The request
Without the pictures, repeat the listing character for character.

(Figure contents as structured data)
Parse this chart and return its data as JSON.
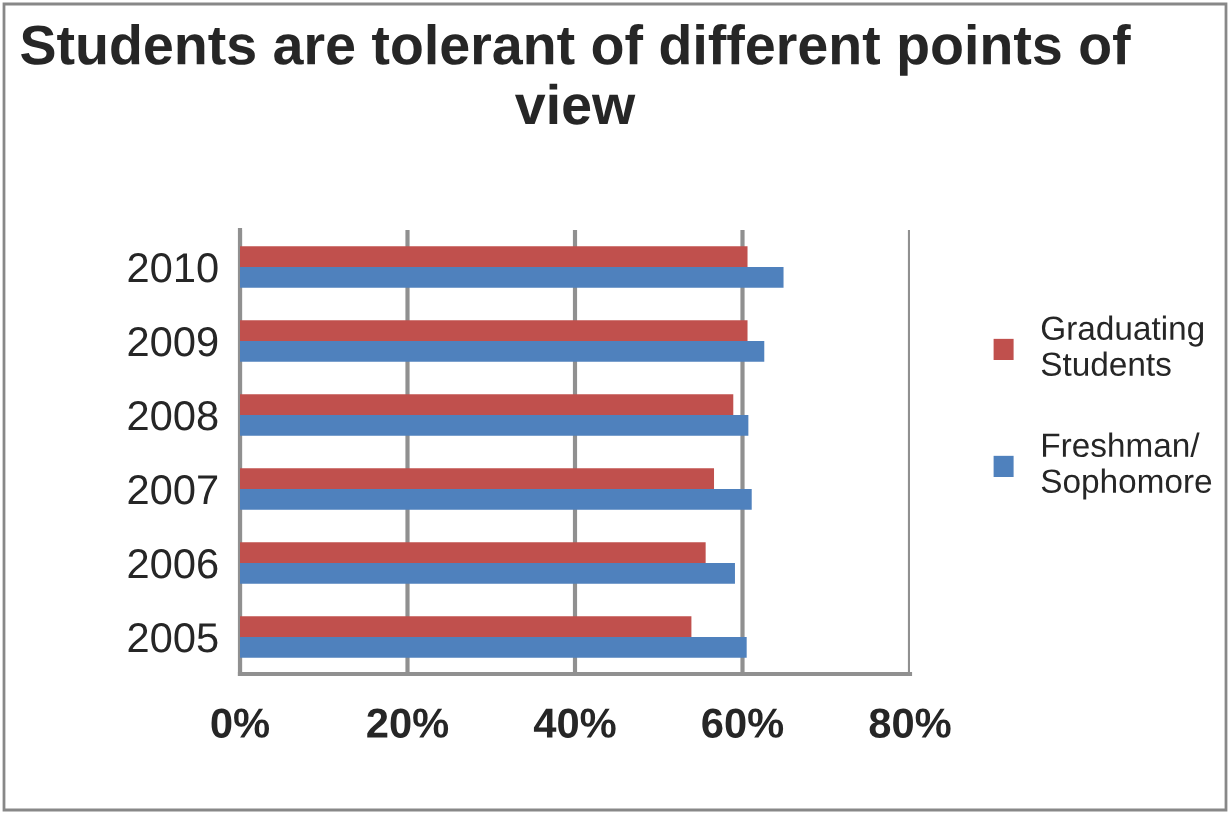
{
  "chart_data": {
    "type": "bar",
    "orientation": "horizontal",
    "title": "Students are tolerant of different points of view",
    "categories": [
      "2010",
      "2009",
      "2008",
      "2007",
      "2006",
      "2005"
    ],
    "series": [
      {
        "name": "Graduating\nStudents",
        "color": "#c0504d",
        "values": [
          60.6,
          60.6,
          58.9,
          56.6,
          55.6,
          53.9
        ]
      },
      {
        "name": "Freshman/\nSophomore",
        "color": "#4f81bd",
        "values": [
          64.9,
          62.6,
          60.7,
          61.1,
          59.1,
          60.5
        ]
      }
    ],
    "xlim": [
      0,
      80
    ],
    "xticks": [
      {
        "value": 0,
        "label": "0%"
      },
      {
        "value": 20,
        "label": "20%"
      },
      {
        "value": 40,
        "label": "40%"
      },
      {
        "value": 60,
        "label": "60%"
      },
      {
        "value": 80,
        "label": "80%"
      }
    ],
    "grid": "x",
    "legend": "right"
  }
}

Result of this exercise
Parse this chart and return its data as JSON.
{
  "chart_data": {
    "type": "bar",
    "orientation": "horizontal",
    "title": "Students are tolerant of different points of view",
    "categories": [
      "2010",
      "2009",
      "2008",
      "2007",
      "2006",
      "2005"
    ],
    "series": [
      {
        "name": "Graduating\nStudents",
        "color": "#c0504d",
        "values": [
          60.6,
          60.6,
          58.9,
          56.6,
          55.6,
          53.9
        ]
      },
      {
        "name": "Freshman/\nSophomore",
        "color": "#4f81bd",
        "values": [
          64.9,
          62.6,
          60.7,
          61.1,
          59.1,
          60.5
        ]
      }
    ],
    "xlim": [
      0,
      80
    ],
    "xticks": [
      {
        "value": 0,
        "label": "0%"
      },
      {
        "value": 20,
        "label": "20%"
      },
      {
        "value": 40,
        "label": "40%"
      },
      {
        "value": 60,
        "label": "60%"
      },
      {
        "value": 80,
        "label": "80%"
      }
    ],
    "grid": "x",
    "legend": "right"
  }
}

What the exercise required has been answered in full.